Task directions
Copy every entry precisely.

(Collection entries)
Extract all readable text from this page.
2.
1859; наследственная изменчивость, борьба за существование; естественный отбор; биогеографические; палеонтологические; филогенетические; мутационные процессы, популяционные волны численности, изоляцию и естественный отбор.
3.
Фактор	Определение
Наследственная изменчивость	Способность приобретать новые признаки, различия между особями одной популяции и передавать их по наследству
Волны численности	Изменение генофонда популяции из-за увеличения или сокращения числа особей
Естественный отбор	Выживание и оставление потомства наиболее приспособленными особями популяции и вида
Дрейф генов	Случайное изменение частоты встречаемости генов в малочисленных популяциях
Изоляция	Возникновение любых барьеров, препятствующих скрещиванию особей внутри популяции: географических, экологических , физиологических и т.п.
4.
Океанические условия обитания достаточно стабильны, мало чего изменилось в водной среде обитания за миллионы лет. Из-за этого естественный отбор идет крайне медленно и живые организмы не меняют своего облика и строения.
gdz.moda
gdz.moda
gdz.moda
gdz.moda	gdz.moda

Final result
Extract all readable text from this page.
2.
1859; наследственная изменчивость, борьба за существование; естественный отбор; биогеографические; палеонтологические; филогенетические; мутационные процессы, популяционные волны численности, изоляцию и естественный отбор.
3.
Фактор	Определение
Наследственная изменчивость	Способность приобретать новые признаки, различия между особями одной популяции и передавать их по наследству
Волны численности	Изменение генофонда популяции из-за увеличения или сокращения числа особей
Естественный отбор	Выживание и оставление потомства наиболее приспособленными особями популяции и вида
Дрейф генов	Случайное изменение частоты встречаемости генов в малочисленных популяциях
Изоляция	Возникновение любых барьеров, препятствующих скрещиванию особей внутри популяции: географических, экологических , физиологических и т.п.
4.
Океанические условия обитания достаточно стабильны, мало чего изменилось в водной среде обитания за миллионы лет. Из-за этого естественный отбор идет крайне медленно и живые организмы не меняют своего облика и строения.
gdz.moda
gdz.moda
gdz.moda
gdz.moda	gdz.moda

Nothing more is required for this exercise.